— Listing —
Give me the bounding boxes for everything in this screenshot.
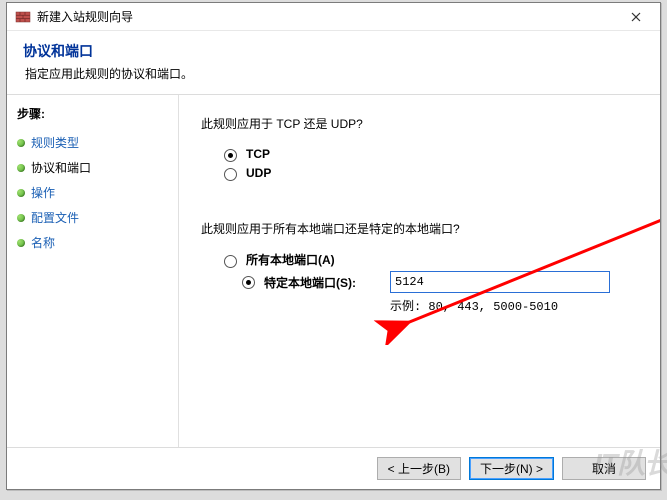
radio-tcp-input[interactable]: [224, 149, 237, 162]
step-label: 协议和端口: [31, 159, 91, 176]
radio-specific-ports-label: 特定本地端口(S):: [264, 271, 374, 291]
window-title: 新建入站规则向导: [37, 8, 616, 25]
steps-sidebar: 步骤: 规则类型 协议和端口 操作 配置文件 名称: [7, 95, 179, 447]
specific-ports-input[interactable]: [390, 271, 610, 293]
step-action[interactable]: 操作: [17, 180, 170, 205]
wizard-window: 新建入站规则向导 协议和端口 指定应用此规则的协议和端口。 步骤: 规则类型 协…: [6, 2, 661, 490]
step-bullet-icon: [17, 189, 25, 197]
titlebar: 新建入站规则向导: [7, 3, 660, 31]
radio-all-ports[interactable]: 所有本地端口(A): [219, 251, 638, 268]
radio-all-ports-input[interactable]: [224, 255, 237, 268]
step-label: 配置文件: [31, 209, 79, 226]
radio-tcp-label: TCP: [246, 147, 270, 161]
cancel-button-label: 取消: [592, 460, 616, 477]
close-icon: [631, 12, 641, 22]
wizard-body: 步骤: 规则类型 协议和端口 操作 配置文件 名称 此: [7, 95, 660, 447]
radio-specific-ports[interactable]: 特定本地端口(S):: [237, 271, 374, 291]
page-title: 协议和端口: [23, 41, 644, 61]
step-protocol-ports[interactable]: 协议和端口: [17, 155, 170, 180]
firewall-icon: [15, 9, 31, 25]
step-label: 规则类型: [31, 134, 79, 151]
step-label: 操作: [31, 184, 55, 201]
question-ports: 此规则应用于所有本地端口还是特定的本地端口?: [201, 220, 638, 237]
radio-specific-ports-input[interactable]: [242, 276, 255, 289]
close-button[interactable]: [616, 5, 656, 29]
question-protocol: 此规则应用于 TCP 还是 UDP?: [201, 115, 638, 132]
ports-example: 示例: 80, 443, 5000-5010: [390, 297, 610, 314]
radio-all-ports-label: 所有本地端口(A): [246, 251, 335, 268]
ports-radiogroup: 所有本地端口(A) 特定本地端口(S): 示例: 80, 443, 5000-5…: [219, 251, 638, 314]
step-label: 名称: [31, 234, 55, 251]
radio-udp-input[interactable]: [224, 168, 237, 181]
page-subtitle: 指定应用此规则的协议和端口。: [23, 65, 644, 82]
wizard-header: 协议和端口 指定应用此规则的协议和端口。: [7, 31, 660, 95]
radio-udp[interactable]: UDP: [219, 165, 638, 181]
step-profile[interactable]: 配置文件: [17, 205, 170, 230]
back-button[interactable]: < 上一步(B): [377, 457, 461, 480]
step-name[interactable]: 名称: [17, 230, 170, 255]
wizard-footer: < 上一步(B) 下一步(N) > 取消: [7, 447, 660, 489]
back-button-label: < 上一步(B): [388, 460, 450, 477]
step-bullet-icon: [17, 164, 25, 172]
step-bullet-icon: [17, 239, 25, 247]
next-button[interactable]: 下一步(N) >: [469, 457, 554, 480]
cancel-button[interactable]: 取消: [562, 457, 646, 480]
radio-tcp[interactable]: TCP: [219, 146, 638, 162]
next-button-label: 下一步(N) >: [480, 460, 543, 477]
step-bullet-icon: [17, 139, 25, 147]
port-field-wrap: 示例: 80, 443, 5000-5010: [390, 271, 610, 314]
content-pane: 此规则应用于 TCP 还是 UDP? TCP UDP 此规则应用于所有本地端口还…: [179, 95, 660, 447]
protocol-radiogroup: TCP UDP: [219, 146, 638, 181]
steps-header: 步骤:: [17, 105, 170, 122]
step-rule-type[interactable]: 规则类型: [17, 130, 170, 155]
radio-udp-label: UDP: [246, 166, 271, 180]
step-bullet-icon: [17, 214, 25, 222]
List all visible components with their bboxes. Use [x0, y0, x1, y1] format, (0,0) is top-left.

— The problem —
Please format the lines from the one containing "radio-tcp-input[interactable]: [224, 149, 237, 162]" up to and including the one containing "step-name[interactable]: 名称: [17, 230, 170, 255]" as a Markdown table with the columns Row and Line, skipping any blank lines.

— Response below —
| Row | Line |
|---|---|
| 1 | radio-tcp-input[interactable]: [224, 149, 237, 162] |
| 2 | step-label: 协议和端口: [31, 159, 91, 176] |
| 3 | radio-specific-ports-label: 特定本地端口(S):: [264, 271, 374, 291] |
| 4 | window-title: 新建入站规则向导: [37, 8, 616, 25] |
| 5 | steps-sidebar: 步骤: 规则类型 协议和端口 操作 配置文件 名称: [7, 95, 179, 447] |
| 6 | specific-ports-input[interactable]: [390, 271, 610, 293] |
| 7 | step-action[interactable]: 操作: [17, 180, 170, 205] |
| 8 | wizard-window: 新建入站规则向导 协议和端口 指定应用此规则的协议和端口。 步骤: 规则类型 协…: [6, 2, 661, 490] |
| 9 | step-bullet-icon: [17, 189, 25, 197] |
| 10 | titlebar: 新建入站规则向导: [7, 3, 660, 31] |
| 11 | radio-all-ports[interactable]: 所有本地端口(A): [219, 251, 638, 268] |
| 12 | radio-all-ports-input[interactable]: [224, 255, 237, 268] |
| 13 | step-label: 配置文件: [31, 209, 79, 226] |
| 14 | radio-tcp-label: TCP: [246, 147, 270, 161] |
| 15 | cancel-button-label: 取消: [592, 460, 616, 477] |
| 16 | close-icon: [631, 12, 641, 22] |
| 17 | wizard-body: 步骤: 规则类型 协议和端口 操作 配置文件 名称 此: [7, 95, 660, 447] |
| 18 | radio-specific-ports[interactable]: 特定本地端口(S):: [237, 271, 374, 291] |
| 19 | page-title: 协议和端口: [23, 41, 644, 61] |
| 20 | step-protocol-ports[interactable]: 协议和端口: [17, 155, 170, 180] |
| 21 | firewall-icon: [15, 9, 31, 25] |
| 22 | step-label: 规则类型: [31, 134, 79, 151] |
| 23 | step-label: 操作: [31, 184, 55, 201] |
| 24 | question-ports: 此规则应用于所有本地端口还是特定的本地端口?: [201, 220, 638, 237] |
| 25 | radio-specific-ports-input[interactable]: [242, 276, 255, 289] |
| 26 | close-button[interactable]: [616, 5, 656, 29] |
| 27 | question-protocol: 此规则应用于 TCP 还是 UDP?: [201, 115, 638, 132] |
| 28 | ports-example: 示例: 80, 443, 5000-5010: [390, 297, 610, 314] |
| 29 | radio-all-ports-label: 所有本地端口(A): [246, 251, 335, 268] |
| 30 | ports-radiogroup: 所有本地端口(A) 特定本地端口(S): 示例: 80, 443, 5000-5…: [219, 251, 638, 314] |
| 31 | step-label: 名称: [31, 234, 55, 251] |
| 32 | radio-udp-input[interactable]: [224, 168, 237, 181] |
| 33 | page-subtitle: 指定应用此规则的协议和端口。: [23, 65, 644, 82] |
| 34 | wizard-header: 协议和端口 指定应用此规则的协议和端口。: [7, 31, 660, 95] |
| 35 | radio-udp[interactable]: UDP: [219, 165, 638, 181] |
| 36 | step-profile[interactable]: 配置文件: [17, 205, 170, 230] |
| 37 | back-button[interactable]: < 上一步(B): [377, 457, 461, 480] |
| 38 | step-name[interactable]: 名称: [17, 230, 170, 255] |